= Goal =
Check every line of the data below for the string "last", and copy the ones that hold it.

= Excerpted records =
####################

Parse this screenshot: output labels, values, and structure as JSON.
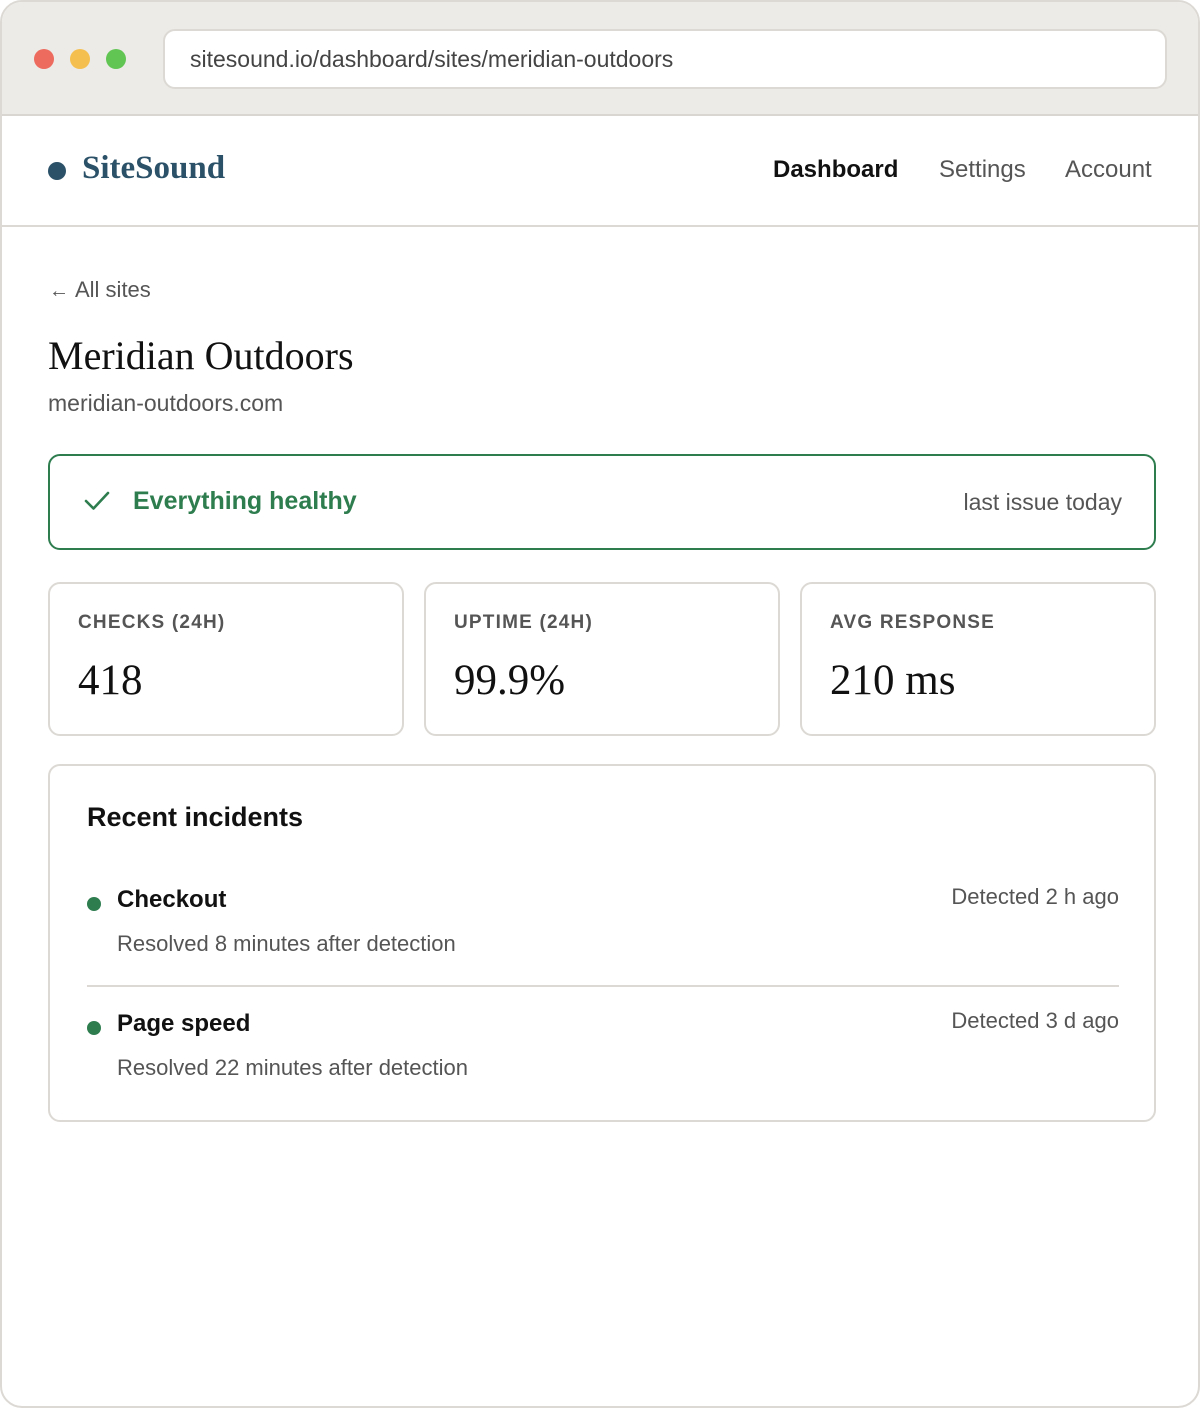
{
  "browser": {
    "url": "sitesound.io/dashboard/sites/meridian-outdoors",
    "window_buttons": [
      "close",
      "minimize",
      "maximize"
    ]
  },
  "header": {
    "brand": "SiteSound",
    "nav": [
      {
        "label": "Dashboard",
        "active": true
      },
      {
        "label": "Settings",
        "active": false
      },
      {
        "label": "Account",
        "active": false
      }
    ]
  },
  "breadcrumb": {
    "arrow": "←",
    "label": "All sites"
  },
  "site": {
    "name": "Meridian Outdoors",
    "domain": "meridian-outdoors.com"
  },
  "status": {
    "icon": "check-icon",
    "label": "Everything healthy",
    "meta": "last issue today",
    "color": "#2e7d4f"
  },
  "stats": [
    {
      "label": "CHECKS (24H)",
      "value": "418"
    },
    {
      "label": "UPTIME (24H)",
      "value": "99.9%"
    },
    {
      "label": "AVG RESPONSE",
      "value": "210 ms"
    }
  ],
  "incidents": {
    "title": "Recent incidents",
    "items": [
      {
        "name": "Checkout",
        "resolved": "Resolved 8 minutes after detection",
        "detected": "Detected 2 h ago",
        "status_color": "#2e7d4f"
      },
      {
        "name": "Page speed",
        "resolved": "Resolved 22 minutes after detection",
        "detected": "Detected 3 d ago",
        "status_color": "#2e7d4f"
      }
    ]
  },
  "colors": {
    "brand": "#2b5168",
    "healthy": "#2e7d4f",
    "border": "#dcd9d4"
  }
}
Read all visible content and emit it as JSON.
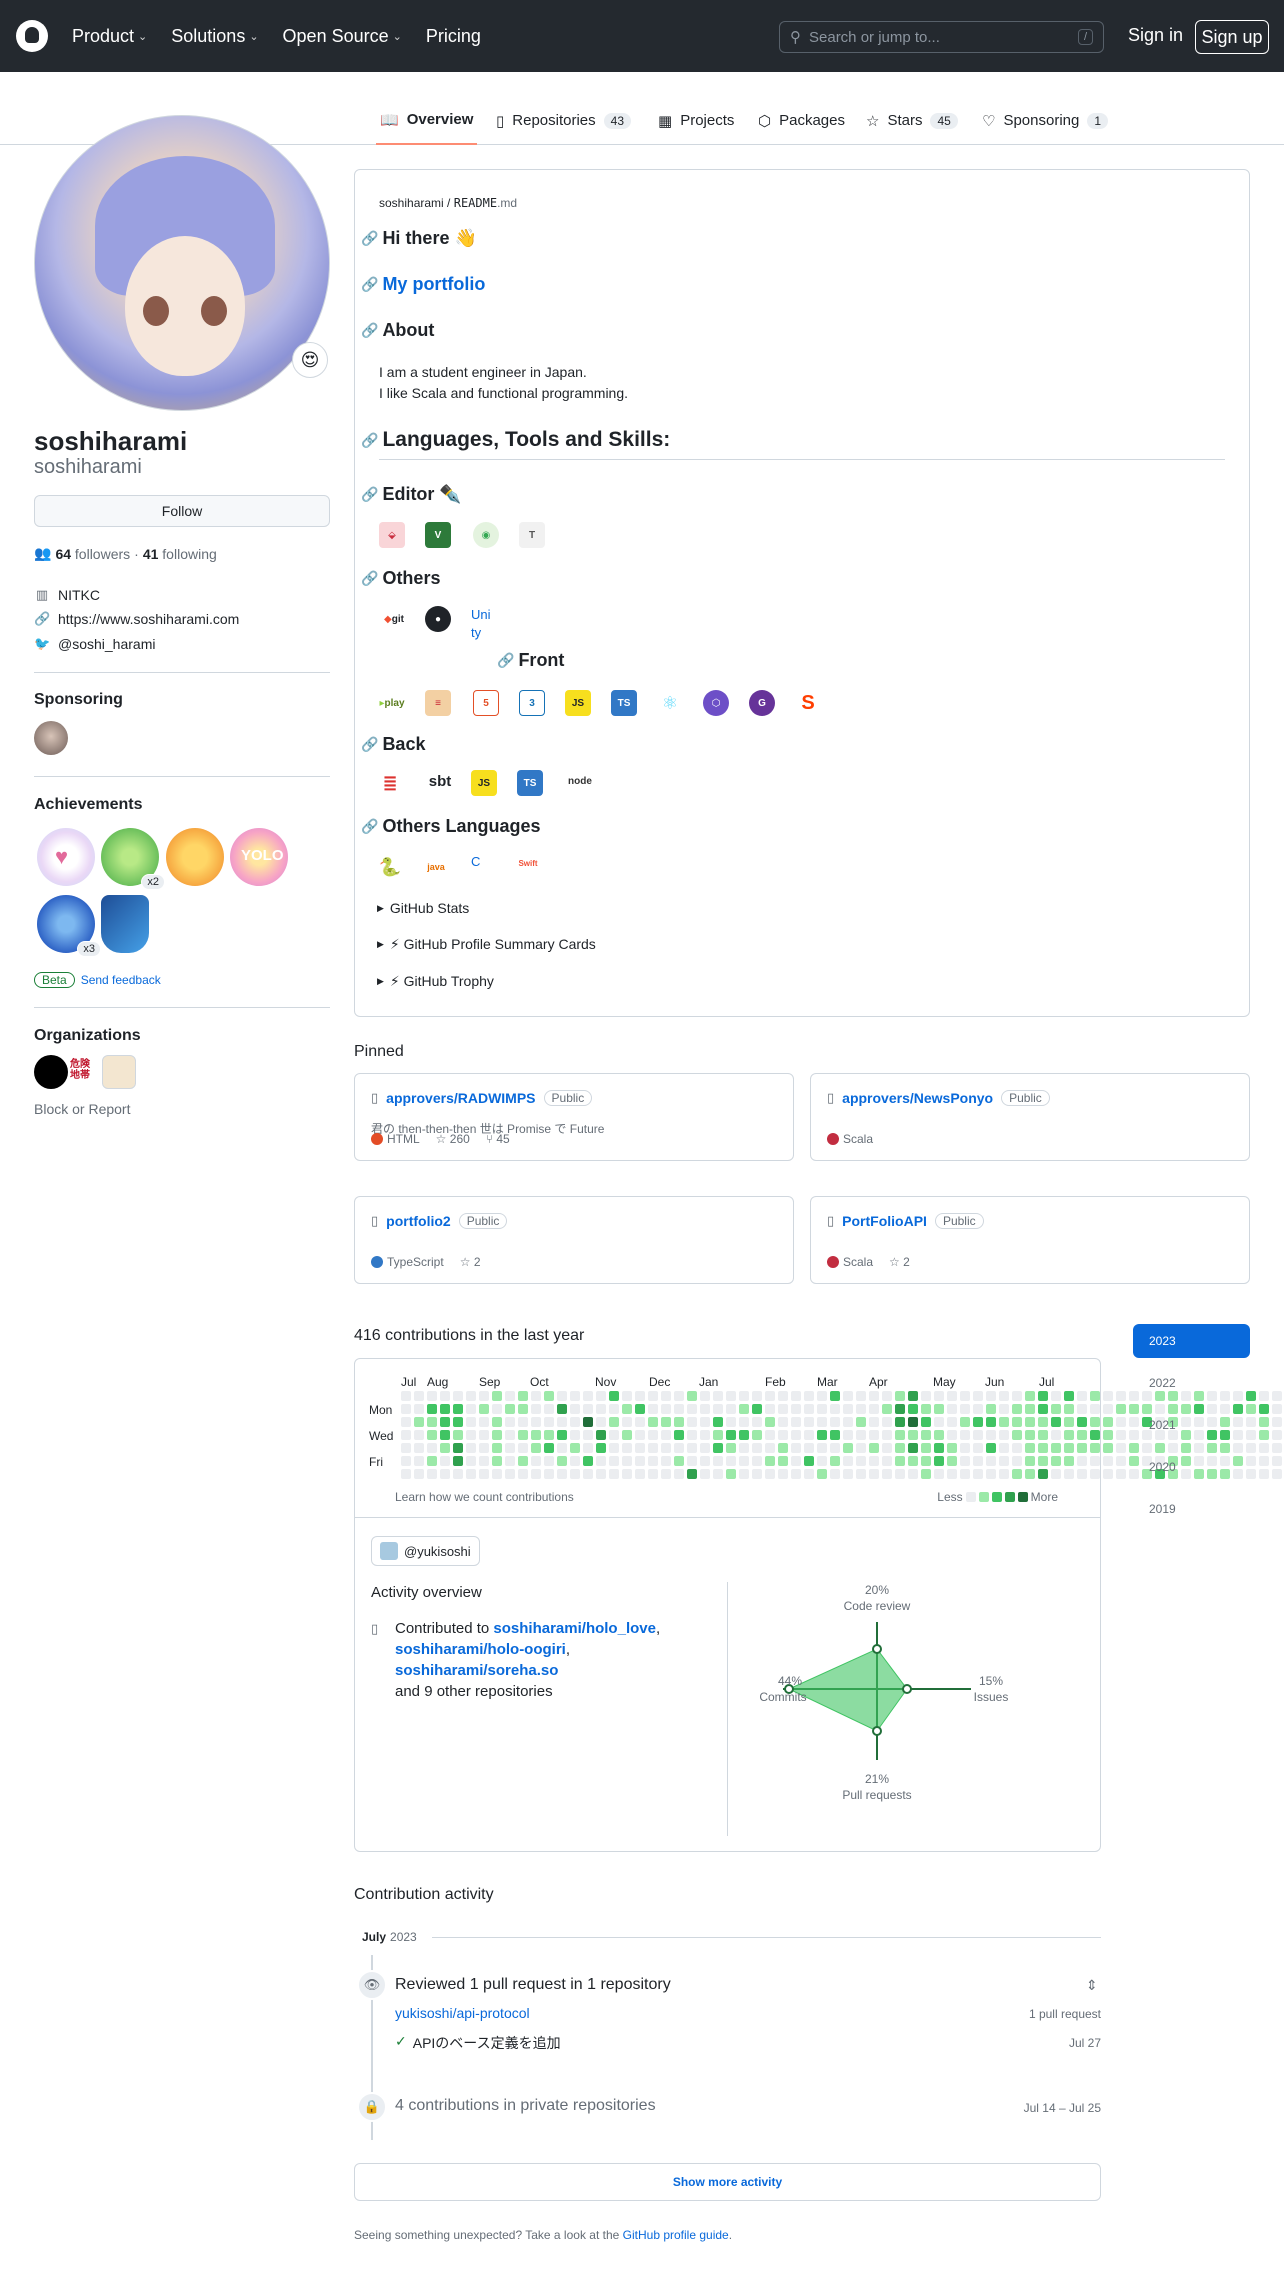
{
  "nav": {
    "product": "Product",
    "solutions": "Solutions",
    "open_source": "Open Source",
    "pricing": "Pricing",
    "search_placeholder": "Search or jump to...",
    "search_shortcut": "/",
    "sign_in": "Sign in",
    "sign_up": "Sign up"
  },
  "tabs": [
    {
      "label": "Overview",
      "count": ""
    },
    {
      "label": "Repositories",
      "count": "43"
    },
    {
      "label": "Projects",
      "count": ""
    },
    {
      "label": "Packages",
      "count": ""
    },
    {
      "label": "Stars",
      "count": "45"
    },
    {
      "label": "Sponsoring",
      "count": "1"
    }
  ],
  "profile": {
    "status_emoji": "😍",
    "name": "soshiharami",
    "login": "soshiharami",
    "follow_label": "Follow",
    "followers_count": "64",
    "followers_label": "followers",
    "dot": "·",
    "following_count": "41",
    "following_label": "following",
    "org": "NITKC",
    "website": "https://www.soshiharami.com",
    "twitter": "@soshi_harami"
  },
  "sidebar": {
    "sponsoring_h": "Sponsoring",
    "achievements_h": "Achievements",
    "badge_x2": "x2",
    "badge_x3": "x3",
    "beta": "Beta",
    "send_feedback": "Send feedback",
    "organizations_h": "Organizations",
    "org_label_1": "危険\n地帯",
    "block": "Block or Report"
  },
  "readme": {
    "path_user": "soshiharami",
    "path_sep": " / ",
    "path_file": "README",
    "path_ext": ".md",
    "h_hi": "Hi there 👋",
    "h_portfolio": "My portfolio",
    "h_about": "About",
    "about_1": "I am a student engineer in Japan.",
    "about_2": "I like Scala and functional programming.",
    "h_langs": "Languages, Tools and Skills:",
    "h_editor": "Editor ✒️",
    "h_others": "Others",
    "others_git": "git",
    "unity_alt": "Uni ty",
    "h_front": "Front",
    "play": "play",
    "js": "JS",
    "ts": "TS",
    "h_back": "Back",
    "sbt": "sbt",
    "node": "node",
    "h_other_langs": "Others Languages",
    "java": "java",
    "c_alt": "C",
    "swift": "Swift",
    "det_stats": "GitHub Stats",
    "det_cards": "⚡ GitHub Profile Summary Cards",
    "det_trophy": "⚡ GitHub Trophy"
  },
  "pinned": {
    "heading": "Pinned",
    "items": [
      {
        "owner": "approvers/",
        "name": "RADWIMPS",
        "badge": "Public",
        "desc": "君の then-then-then 世は Promise で Future",
        "lang": "HTML",
        "lang_color": "#e34c26",
        "stars": "260",
        "forks": "45"
      },
      {
        "owner": "approvers/",
        "name": "NewsPonyo",
        "badge": "Public",
        "desc": "",
        "lang": "Scala",
        "lang_color": "#c22d40",
        "stars": "",
        "forks": ""
      },
      {
        "owner": "",
        "name": "portfolio2",
        "badge": "Public",
        "desc": "",
        "lang": "TypeScript",
        "lang_color": "#3178c6",
        "stars": "2",
        "forks": ""
      },
      {
        "owner": "",
        "name": "PortFolioAPI",
        "badge": "Public",
        "desc": "",
        "lang": "Scala",
        "lang_color": "#c22d40",
        "stars": "2",
        "forks": ""
      }
    ]
  },
  "contrib": {
    "heading": "416 contributions in the last year",
    "months": [
      "Jul",
      "Aug",
      "Sep",
      "Oct",
      "Nov",
      "Dec",
      "Jan",
      "Feb",
      "Mar",
      "Apr",
      "May",
      "Jun",
      "Jul"
    ],
    "days": [
      "Mon",
      "Wed",
      "Fri"
    ],
    "learn": "Learn how we count contributions",
    "less": "Less",
    "more": "More",
    "years": [
      "2023",
      "2022",
      "2021",
      "2020",
      "2019"
    ],
    "levels": [
      "0000000101010000200000100000000002000013000000001202010000110100020001",
      "0022201011003000012000000012000000000132110001011211000111011200212010",
      "0112200100000040100111002000100000010034200122111121211002010001001001",
      "0012100101112003010002001221000022000011110000011101121000001022001010",
      "0001300100120102000000002100010000101013121002001111111010101011000022",
      "0010300101001020000001000000110201000011121000001111000010011000100000",
      "0000000000000000000000300100000010000000100000011300000001210111000000"
    ],
    "palette": [
      "#ebedf0",
      "#9be9a8",
      "#40c463",
      "#30a14e",
      "#216e39"
    ]
  },
  "activity": {
    "org_chip": "@yukisoshi",
    "overview_h": "Activity overview",
    "contributed_to": "Contributed to",
    "repo1": "soshiharami/holo_love",
    "repo2": "soshiharami/holo-oogiri",
    "repo3": "soshiharami/soreha.so",
    "and_more": "and 9 other repositories",
    "code_review_pct": "20%",
    "code_review": "Code review",
    "commits_pct": "44%",
    "commits": "Commits",
    "issues_pct": "15%",
    "issues": "Issues",
    "prs_pct": "21%",
    "prs": "Pull requests",
    "radar": {
      "code_review": 20,
      "issues": 15,
      "pull_requests": 21,
      "commits": 44
    }
  },
  "timeline": {
    "heading": "Contribution activity",
    "month": "July",
    "year": "2023",
    "reviewed": "Reviewed 1 pull request in 1 repository",
    "repo": "yukisoshi/api-protocol",
    "repo_count": "1 pull request",
    "pr_title": "APIのベース定義を追加",
    "pr_date": "Jul 27",
    "private": "4 contributions in private repositories",
    "private_dates": "Jul 14 – Jul 25",
    "show_more": "Show more activity",
    "footer_1": "Seeing something unexpected? Take a look at the ",
    "footer_link": "GitHub profile guide",
    "footer_2": "."
  }
}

####################

= Exercise solution =
    "meta": "last issue today",
    "heading": "416 contributions in the last year",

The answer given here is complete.